(Figure contents as structured data)
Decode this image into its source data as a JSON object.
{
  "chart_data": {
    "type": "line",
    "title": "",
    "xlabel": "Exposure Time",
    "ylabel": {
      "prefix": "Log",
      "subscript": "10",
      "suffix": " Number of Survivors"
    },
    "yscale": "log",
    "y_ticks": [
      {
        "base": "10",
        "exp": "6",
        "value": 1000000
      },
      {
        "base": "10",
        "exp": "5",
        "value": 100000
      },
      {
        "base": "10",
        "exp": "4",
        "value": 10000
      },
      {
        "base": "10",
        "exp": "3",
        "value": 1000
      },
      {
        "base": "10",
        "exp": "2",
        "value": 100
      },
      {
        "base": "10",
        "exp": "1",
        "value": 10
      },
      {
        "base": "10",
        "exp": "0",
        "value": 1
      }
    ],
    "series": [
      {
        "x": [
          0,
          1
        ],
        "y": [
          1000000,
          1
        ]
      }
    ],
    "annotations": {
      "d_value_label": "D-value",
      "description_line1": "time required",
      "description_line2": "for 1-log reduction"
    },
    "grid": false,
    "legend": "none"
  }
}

Your objective — Without leaving anything out, give the entries again exactly.

Full output —
Decode this image into its source data as a JSON object.
{
  "chart_data": {
    "type": "line",
    "title": "",
    "xlabel": "Exposure Time",
    "ylabel": {
      "prefix": "Log",
      "subscript": "10",
      "suffix": " Number of Survivors"
    },
    "yscale": "log",
    "y_ticks": [
      {
        "base": "10",
        "exp": "6",
        "value": 1000000
      },
      {
        "base": "10",
        "exp": "5",
        "value": 100000
      },
      {
        "base": "10",
        "exp": "4",
        "value": 10000
      },
      {
        "base": "10",
        "exp": "3",
        "value": 1000
      },
      {
        "base": "10",
        "exp": "2",
        "value": 100
      },
      {
        "base": "10",
        "exp": "1",
        "value": 10
      },
      {
        "base": "10",
        "exp": "0",
        "value": 1
      }
    ],
    "series": [
      {
        "x": [
          0,
          1
        ],
        "y": [
          1000000,
          1
        ]
      }
    ],
    "annotations": {
      "d_value_label": "D-value",
      "description_line1": "time required",
      "description_line2": "for 1-log reduction"
    },
    "grid": false,
    "legend": "none"
  }
}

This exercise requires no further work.